- What to do
Look through the material below for "CURRENT". Copy every line that contains it.

- Provided material

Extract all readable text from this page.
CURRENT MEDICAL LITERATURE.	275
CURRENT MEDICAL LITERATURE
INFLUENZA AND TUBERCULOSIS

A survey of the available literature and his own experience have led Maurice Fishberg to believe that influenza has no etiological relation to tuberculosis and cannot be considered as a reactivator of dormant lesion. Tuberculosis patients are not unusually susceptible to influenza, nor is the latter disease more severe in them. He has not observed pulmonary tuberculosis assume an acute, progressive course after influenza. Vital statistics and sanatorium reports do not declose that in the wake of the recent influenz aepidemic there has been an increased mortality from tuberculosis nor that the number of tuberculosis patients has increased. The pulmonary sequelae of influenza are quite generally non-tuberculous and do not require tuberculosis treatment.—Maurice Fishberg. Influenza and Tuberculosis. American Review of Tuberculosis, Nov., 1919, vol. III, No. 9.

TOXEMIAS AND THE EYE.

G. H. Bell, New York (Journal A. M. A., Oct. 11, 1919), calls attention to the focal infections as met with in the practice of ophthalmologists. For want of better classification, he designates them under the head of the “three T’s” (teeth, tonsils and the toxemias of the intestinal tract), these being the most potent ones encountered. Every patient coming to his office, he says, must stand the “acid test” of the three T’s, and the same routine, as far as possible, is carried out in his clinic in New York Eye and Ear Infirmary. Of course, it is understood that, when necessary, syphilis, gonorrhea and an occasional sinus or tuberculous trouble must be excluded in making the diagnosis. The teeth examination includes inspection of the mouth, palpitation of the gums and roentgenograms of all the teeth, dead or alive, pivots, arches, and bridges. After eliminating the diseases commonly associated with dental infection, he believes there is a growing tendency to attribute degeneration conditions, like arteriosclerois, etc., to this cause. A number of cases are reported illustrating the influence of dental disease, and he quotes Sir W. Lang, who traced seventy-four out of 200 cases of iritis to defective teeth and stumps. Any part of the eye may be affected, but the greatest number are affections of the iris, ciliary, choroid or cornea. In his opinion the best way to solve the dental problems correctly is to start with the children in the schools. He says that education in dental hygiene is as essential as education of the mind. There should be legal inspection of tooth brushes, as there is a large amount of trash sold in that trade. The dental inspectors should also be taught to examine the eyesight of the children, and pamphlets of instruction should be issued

- Result for this task
CURRENT MEDICAL LITERATURE.	275
CURRENT MEDICAL LITERATURE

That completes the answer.